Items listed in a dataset
+===+
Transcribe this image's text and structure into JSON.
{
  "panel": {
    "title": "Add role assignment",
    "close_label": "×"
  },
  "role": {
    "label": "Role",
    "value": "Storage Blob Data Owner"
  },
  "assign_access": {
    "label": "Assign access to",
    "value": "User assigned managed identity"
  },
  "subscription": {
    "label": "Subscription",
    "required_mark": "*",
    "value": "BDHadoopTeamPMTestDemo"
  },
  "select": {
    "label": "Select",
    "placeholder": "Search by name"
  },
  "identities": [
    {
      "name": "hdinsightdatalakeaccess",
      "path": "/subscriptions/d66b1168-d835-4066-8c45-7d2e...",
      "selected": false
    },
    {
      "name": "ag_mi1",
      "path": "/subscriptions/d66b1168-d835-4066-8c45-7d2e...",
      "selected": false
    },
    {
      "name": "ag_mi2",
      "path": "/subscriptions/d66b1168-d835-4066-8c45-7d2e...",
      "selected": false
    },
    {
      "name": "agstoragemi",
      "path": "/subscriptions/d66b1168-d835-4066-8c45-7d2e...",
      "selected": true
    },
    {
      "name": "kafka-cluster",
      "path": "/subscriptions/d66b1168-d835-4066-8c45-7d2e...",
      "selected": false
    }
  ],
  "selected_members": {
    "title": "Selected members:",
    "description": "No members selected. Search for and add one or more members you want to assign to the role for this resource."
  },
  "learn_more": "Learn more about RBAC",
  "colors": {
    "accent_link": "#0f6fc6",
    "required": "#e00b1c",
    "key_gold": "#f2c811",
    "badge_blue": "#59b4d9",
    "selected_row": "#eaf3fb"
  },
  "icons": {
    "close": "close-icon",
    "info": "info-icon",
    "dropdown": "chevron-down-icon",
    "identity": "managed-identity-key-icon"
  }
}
+===+
> [Exercise task]
Using the listing above, please repeat every entry exactly.

> [Correct output]
Transcribe this image's text and structure into JSON.
{
  "panel": {
    "title": "Add role assignment",
    "close_label": "×"
  },
  "role": {
    "label": "Role",
    "value": "Storage Blob Data Owner"
  },
  "assign_access": {
    "label": "Assign access to",
    "value": "User assigned managed identity"
  },
  "subscription": {
    "label": "Subscription",
    "required_mark": "*",
    "value": "BDHadoopTeamPMTestDemo"
  },
  "select": {
    "label": "Select",
    "placeholder": "Search by name"
  },
  "identities": [
    {
      "name": "hdinsightdatalakeaccess",
      "path": "/subscriptions/d66b1168-d835-4066-8c45-7d2e...",
      "selected": false
    },
    {
      "name": "ag_mi1",
      "path": "/subscriptions/d66b1168-d835-4066-8c45-7d2e...",
      "selected": false
    },
    {
      "name": "ag_mi2",
      "path": "/subscriptions/d66b1168-d835-4066-8c45-7d2e...",
      "selected": false
    },
    {
      "name": "agstoragemi",
      "path": "/subscriptions/d66b1168-d835-4066-8c45-7d2e...",
      "selected": true
    },
    {
      "name": "kafka-cluster",
      "path": "/subscriptions/d66b1168-d835-4066-8c45-7d2e...",
      "selected": false
    }
  ],
  "selected_members": {
    "title": "Selected members:",
    "description": "No members selected. Search for and add one or more members you want to assign to the role for this resource."
  },
  "learn_more": "Learn more about RBAC",
  "colors": {
    "accent_link": "#0f6fc6",
    "required": "#e00b1c",
    "key_gold": "#f2c811",
    "badge_blue": "#59b4d9",
    "selected_row": "#eaf3fb"
  },
  "icons": {
    "close": "close-icon",
    "info": "info-icon",
    "dropdown": "chevron-down-icon",
    "identity": "managed-identity-key-icon"
  }
}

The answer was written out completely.